**Task data:**
● ● ● ●
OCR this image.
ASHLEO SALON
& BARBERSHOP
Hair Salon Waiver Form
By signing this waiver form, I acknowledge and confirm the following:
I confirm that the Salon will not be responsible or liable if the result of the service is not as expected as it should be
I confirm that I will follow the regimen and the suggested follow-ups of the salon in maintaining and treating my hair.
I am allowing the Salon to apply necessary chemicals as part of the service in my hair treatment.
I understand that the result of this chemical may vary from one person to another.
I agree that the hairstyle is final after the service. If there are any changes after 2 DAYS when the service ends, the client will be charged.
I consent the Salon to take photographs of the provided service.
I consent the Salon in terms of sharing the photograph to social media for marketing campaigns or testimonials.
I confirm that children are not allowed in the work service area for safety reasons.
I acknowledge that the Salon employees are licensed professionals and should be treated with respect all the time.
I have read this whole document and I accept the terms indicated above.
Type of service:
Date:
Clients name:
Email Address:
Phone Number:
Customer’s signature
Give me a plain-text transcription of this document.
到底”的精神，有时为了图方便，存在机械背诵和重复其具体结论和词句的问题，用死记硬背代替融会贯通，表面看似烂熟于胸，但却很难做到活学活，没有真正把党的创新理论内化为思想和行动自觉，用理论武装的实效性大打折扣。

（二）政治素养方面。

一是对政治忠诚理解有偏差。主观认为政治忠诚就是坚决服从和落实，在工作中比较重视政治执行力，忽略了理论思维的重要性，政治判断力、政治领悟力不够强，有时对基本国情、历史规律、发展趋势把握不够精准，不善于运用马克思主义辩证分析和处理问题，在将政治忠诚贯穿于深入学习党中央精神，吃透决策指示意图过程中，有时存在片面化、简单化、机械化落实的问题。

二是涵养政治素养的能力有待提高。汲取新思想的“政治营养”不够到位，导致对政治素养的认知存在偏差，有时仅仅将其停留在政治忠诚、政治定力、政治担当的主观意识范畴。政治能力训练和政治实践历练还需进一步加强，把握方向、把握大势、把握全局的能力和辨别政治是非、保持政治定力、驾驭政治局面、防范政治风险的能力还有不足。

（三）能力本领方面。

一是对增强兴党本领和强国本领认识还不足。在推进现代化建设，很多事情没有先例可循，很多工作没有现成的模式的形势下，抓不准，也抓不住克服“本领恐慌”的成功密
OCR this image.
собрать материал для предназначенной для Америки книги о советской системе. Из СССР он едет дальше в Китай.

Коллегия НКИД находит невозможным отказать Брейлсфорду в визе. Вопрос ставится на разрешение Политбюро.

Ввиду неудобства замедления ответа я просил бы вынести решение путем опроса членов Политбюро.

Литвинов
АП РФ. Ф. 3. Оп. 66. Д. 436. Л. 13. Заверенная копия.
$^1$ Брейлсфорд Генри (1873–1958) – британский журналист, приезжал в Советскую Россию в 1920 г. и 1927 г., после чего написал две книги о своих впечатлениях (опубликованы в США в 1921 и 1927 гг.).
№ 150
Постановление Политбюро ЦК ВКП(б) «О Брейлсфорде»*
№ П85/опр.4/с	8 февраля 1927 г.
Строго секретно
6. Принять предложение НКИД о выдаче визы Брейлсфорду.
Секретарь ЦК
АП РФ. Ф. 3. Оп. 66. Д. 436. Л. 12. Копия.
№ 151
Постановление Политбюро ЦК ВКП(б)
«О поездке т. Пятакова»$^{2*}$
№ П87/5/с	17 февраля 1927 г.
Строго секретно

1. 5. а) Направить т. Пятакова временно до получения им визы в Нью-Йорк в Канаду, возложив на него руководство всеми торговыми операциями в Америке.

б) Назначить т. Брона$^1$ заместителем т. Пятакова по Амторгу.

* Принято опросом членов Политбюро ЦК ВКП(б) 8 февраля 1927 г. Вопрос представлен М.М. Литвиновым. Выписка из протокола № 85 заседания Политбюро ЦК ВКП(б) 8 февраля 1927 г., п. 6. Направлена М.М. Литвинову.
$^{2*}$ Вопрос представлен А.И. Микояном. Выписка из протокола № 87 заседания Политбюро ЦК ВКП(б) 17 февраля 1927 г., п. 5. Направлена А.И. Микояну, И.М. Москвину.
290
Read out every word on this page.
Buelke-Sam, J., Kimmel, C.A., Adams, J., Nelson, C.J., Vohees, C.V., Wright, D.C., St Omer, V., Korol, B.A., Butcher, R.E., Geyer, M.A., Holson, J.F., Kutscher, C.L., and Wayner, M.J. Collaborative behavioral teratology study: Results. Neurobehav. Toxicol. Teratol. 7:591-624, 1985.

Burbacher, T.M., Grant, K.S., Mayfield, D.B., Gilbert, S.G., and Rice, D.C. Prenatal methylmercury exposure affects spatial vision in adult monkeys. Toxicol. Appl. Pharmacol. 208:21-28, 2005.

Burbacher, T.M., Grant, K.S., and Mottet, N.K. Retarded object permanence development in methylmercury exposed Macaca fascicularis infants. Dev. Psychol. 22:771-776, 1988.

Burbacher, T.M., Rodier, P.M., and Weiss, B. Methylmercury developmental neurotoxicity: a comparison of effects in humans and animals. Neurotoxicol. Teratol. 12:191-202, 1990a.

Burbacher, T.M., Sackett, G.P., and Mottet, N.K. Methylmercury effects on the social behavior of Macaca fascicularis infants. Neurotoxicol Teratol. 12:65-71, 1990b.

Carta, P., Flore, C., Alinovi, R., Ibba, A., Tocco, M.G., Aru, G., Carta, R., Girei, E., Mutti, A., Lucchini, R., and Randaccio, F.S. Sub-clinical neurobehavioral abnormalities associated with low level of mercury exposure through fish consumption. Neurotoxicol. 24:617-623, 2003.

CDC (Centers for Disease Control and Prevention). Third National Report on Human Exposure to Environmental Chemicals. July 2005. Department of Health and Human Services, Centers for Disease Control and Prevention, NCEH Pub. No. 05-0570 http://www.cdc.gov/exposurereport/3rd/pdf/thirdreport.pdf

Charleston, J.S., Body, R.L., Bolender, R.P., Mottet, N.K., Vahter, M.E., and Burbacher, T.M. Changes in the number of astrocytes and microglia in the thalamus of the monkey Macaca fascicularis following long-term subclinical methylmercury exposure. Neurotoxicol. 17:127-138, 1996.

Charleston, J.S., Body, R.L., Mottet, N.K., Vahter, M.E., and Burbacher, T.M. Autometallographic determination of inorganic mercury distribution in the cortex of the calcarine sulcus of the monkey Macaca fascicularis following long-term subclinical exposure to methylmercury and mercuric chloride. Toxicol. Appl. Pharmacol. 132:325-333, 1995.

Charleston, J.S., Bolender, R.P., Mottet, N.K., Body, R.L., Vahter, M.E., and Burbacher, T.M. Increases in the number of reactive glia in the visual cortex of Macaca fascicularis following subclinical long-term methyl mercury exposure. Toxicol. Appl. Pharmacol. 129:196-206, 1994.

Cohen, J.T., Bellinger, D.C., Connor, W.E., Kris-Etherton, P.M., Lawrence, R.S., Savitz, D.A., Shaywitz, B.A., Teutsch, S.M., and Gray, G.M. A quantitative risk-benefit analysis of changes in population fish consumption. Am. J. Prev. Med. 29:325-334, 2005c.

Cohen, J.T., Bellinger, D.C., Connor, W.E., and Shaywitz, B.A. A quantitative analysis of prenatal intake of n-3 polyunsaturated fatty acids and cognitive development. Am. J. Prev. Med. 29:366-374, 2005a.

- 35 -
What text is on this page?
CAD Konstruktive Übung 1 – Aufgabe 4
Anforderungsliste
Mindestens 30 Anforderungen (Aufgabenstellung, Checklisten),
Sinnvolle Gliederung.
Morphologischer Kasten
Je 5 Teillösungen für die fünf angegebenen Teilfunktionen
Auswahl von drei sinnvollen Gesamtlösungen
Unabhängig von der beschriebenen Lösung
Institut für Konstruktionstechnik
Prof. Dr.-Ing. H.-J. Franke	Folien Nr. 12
● ● ● ●
**Instructions for the task:** Print all of the entries again, exactly as written.

**Answer to this task:**
OCR this image.
ASHLEO SALON
& BARBERSHOP
Hair Salon Waiver Form
By signing this waiver form, I acknowledge and confirm the following:
I confirm that the Salon will not be responsible or liable if the result of the service is not as expected as it should be
I confirm that I will follow the regimen and the suggested follow-ups of the salon in maintaining and treating my hair.
I am allowing the Salon to apply necessary chemicals as part of the service in my hair treatment.
I understand that the result of this chemical may vary from one person to another.
I agree that the hairstyle is final after the service. If there are any changes after 2 DAYS when the service ends, the client will be charged.
I consent the Salon to take photographs of the provided service.
I consent the Salon in terms of sharing the photograph to social media for marketing campaigns or testimonials.
I confirm that children are not allowed in the work service area for safety reasons.
I acknowledge that the Salon employees are licensed professionals and should be treated with respect all the time.
I have read this whole document and I accept the terms indicated above.
Type of service:
Date:
Clients name:
Email Address:
Phone Number:
Customer’s signature
Give me a plain-text transcription of this document.
到底”的精神，有时为了图方便，存在机械背诵和重复其具体结论和词句的问题，用死记硬背代替融会贯通，表面看似烂熟于胸，但却很难做到活学活，没有真正把党的创新理论内化为思想和行动自觉，用理论武装的实效性大打折扣。

（二）政治素养方面。

一是对政治忠诚理解有偏差。主观认为政治忠诚就是坚决服从和落实，在工作中比较重视政治执行力，忽略了理论思维的重要性，政治判断力、政治领悟力不够强，有时对基本国情、历史规律、发展趋势把握不够精准，不善于运用马克思主义辩证分析和处理问题，在将政治忠诚贯穿于深入学习党中央精神，吃透决策指示意图过程中，有时存在片面化、简单化、机械化落实的问题。

二是涵养政治素养的能力有待提高。汲取新思想的“政治营养”不够到位，导致对政治素养的认知存在偏差，有时仅仅将其停留在政治忠诚、政治定力、政治担当的主观意识范畴。政治能力训练和政治实践历练还需进一步加强，把握方向、把握大势、把握全局的能力和辨别政治是非、保持政治定力、驾驭政治局面、防范政治风险的能力还有不足。

（三）能力本领方面。

一是对增强兴党本领和强国本领认识还不足。在推进现代化建设，很多事情没有先例可循，很多工作没有现成的模式的形势下，抓不准，也抓不住克服“本领恐慌”的成功密
OCR this image.
собрать материал для предназначенной для Америки книги о советской системе. Из СССР он едет дальше в Китай.

Коллегия НКИД находит невозможным отказать Брейлсфорду в визе. Вопрос ставится на разрешение Политбюро.

Ввиду неудобства замедления ответа я просил бы вынести решение путем опроса членов Политбюро.

Литвинов
АП РФ. Ф. 3. Оп. 66. Д. 436. Л. 13. Заверенная копия.
$^1$ Брейлсфорд Генри (1873–1958) – британский журналист, приезжал в Советскую Россию в 1920 г. и 1927 г., после чего написал две книги о своих впечатлениях (опубликованы в США в 1921 и 1927 гг.).
№ 150
Постановление Политбюро ЦК ВКП(б) «О Брейлсфорде»*
№ П85/опр.4/с	8 февраля 1927 г.
Строго секретно
6. Принять предложение НКИД о выдаче визы Брейлсфорду.
Секретарь ЦК
АП РФ. Ф. 3. Оп. 66. Д. 436. Л. 12. Копия.
№ 151
Постановление Политбюро ЦК ВКП(б)
«О поездке т. Пятакова»$^{2*}$
№ П87/5/с	17 февраля 1927 г.
Строго секретно

1. 5. а) Направить т. Пятакова временно до получения им визы в Нью-Йорк в Канаду, возложив на него руководство всеми торговыми операциями в Америке.

б) Назначить т. Брона$^1$ заместителем т. Пятакова по Амторгу.

* Принято опросом членов Политбюро ЦК ВКП(б) 8 февраля 1927 г. Вопрос представлен М.М. Литвиновым. Выписка из протокола № 85 заседания Политбюро ЦК ВКП(б) 8 февраля 1927 г., п. 6. Направлена М.М. Литвинову.
$^{2*}$ Вопрос представлен А.И. Микояном. Выписка из протокола № 87 заседания Политбюро ЦК ВКП(б) 17 февраля 1927 г., п. 5. Направлена А.И. Микояну, И.М. Москвину.
290
Read out every word on this page.
Buelke-Sam, J., Kimmel, C.A., Adams, J., Nelson, C.J., Vohees, C.V., Wright, D.C., St Omer, V., Korol, B.A., Butcher, R.E., Geyer, M.A., Holson, J.F., Kutscher, C.L., and Wayner, M.J. Collaborative behavioral teratology study: Results. Neurobehav. Toxicol. Teratol. 7:591-624, 1985.

Burbacher, T.M., Grant, K.S., Mayfield, D.B., Gilbert, S.G., and Rice, D.C. Prenatal methylmercury exposure affects spatial vision in adult monkeys. Toxicol. Appl. Pharmacol. 208:21-28, 2005.

Burbacher, T.M., Grant, K.S., and Mottet, N.K. Retarded object permanence development in methylmercury exposed Macaca fascicularis infants. Dev. Psychol. 22:771-776, 1988.

Burbacher, T.M., Rodier, P.M., and Weiss, B. Methylmercury developmental neurotoxicity: a comparison of effects in humans and animals. Neurotoxicol. Teratol. 12:191-202, 1990a.

Burbacher, T.M., Sackett, G.P., and Mottet, N.K. Methylmercury effects on the social behavior of Macaca fascicularis infants. Neurotoxicol Teratol. 12:65-71, 1990b.

Carta, P., Flore, C., Alinovi, R., Ibba, A., Tocco, M.G., Aru, G., Carta, R., Girei, E., Mutti, A., Lucchini, R., and Randaccio, F.S. Sub-clinical neurobehavioral abnormalities associated with low level of mercury exposure through fish consumption. Neurotoxicol. 24:617-623, 2003.

CDC (Centers for Disease Control and Prevention). Third National Report on Human Exposure to Environmental Chemicals. July 2005. Department of Health and Human Services, Centers for Disease Control and Prevention, NCEH Pub. No. 05-0570 http://www.cdc.gov/exposurereport/3rd/pdf/thirdreport.pdf

Charleston, J.S., Body, R.L., Bolender, R.P., Mottet, N.K., Vahter, M.E., and Burbacher, T.M. Changes in the number of astrocytes and microglia in the thalamus of the monkey Macaca fascicularis following long-term subclinical methylmercury exposure. Neurotoxicol. 17:127-138, 1996.

Charleston, J.S., Body, R.L., Mottet, N.K., Vahter, M.E., and Burbacher, T.M. Autometallographic determination of inorganic mercury distribution in the cortex of the calcarine sulcus of the monkey Macaca fascicularis following long-term subclinical exposure to methylmercury and mercuric chloride. Toxicol. Appl. Pharmacol. 132:325-333, 1995.

Charleston, J.S., Bolender, R.P., Mottet, N.K., Body, R.L., Vahter, M.E., and Burbacher, T.M. Increases in the number of reactive glia in the visual cortex of Macaca fascicularis following subclinical long-term methyl mercury exposure. Toxicol. Appl. Pharmacol. 129:196-206, 1994.

Cohen, J.T., Bellinger, D.C., Connor, W.E., Kris-Etherton, P.M., Lawrence, R.S., Savitz, D.A., Shaywitz, B.A., Teutsch, S.M., and Gray, G.M. A quantitative risk-benefit analysis of changes in population fish consumption. Am. J. Prev. Med. 29:325-334, 2005c.

Cohen, J.T., Bellinger, D.C., Connor, W.E., and Shaywitz, B.A. A quantitative analysis of prenatal intake of n-3 polyunsaturated fatty acids and cognitive development. Am. J. Prev. Med. 29:366-374, 2005a.

- 35 -
What text is on this page?
CAD Konstruktive Übung 1 – Aufgabe 4
Anforderungsliste
Mindestens 30 Anforderungen (Aufgabenstellung, Checklisten),
Sinnvolle Gliederung.
Morphologischer Kasten
Je 5 Teillösungen für die fünf angegebenen Teilfunktionen
Auswahl von drei sinnvollen Gesamtlösungen
Unabhängig von der beschriebenen Lösung
Institut für Konstruktionstechnik
Prof. Dr.-Ing. H.-J. Franke	Folien Nr. 12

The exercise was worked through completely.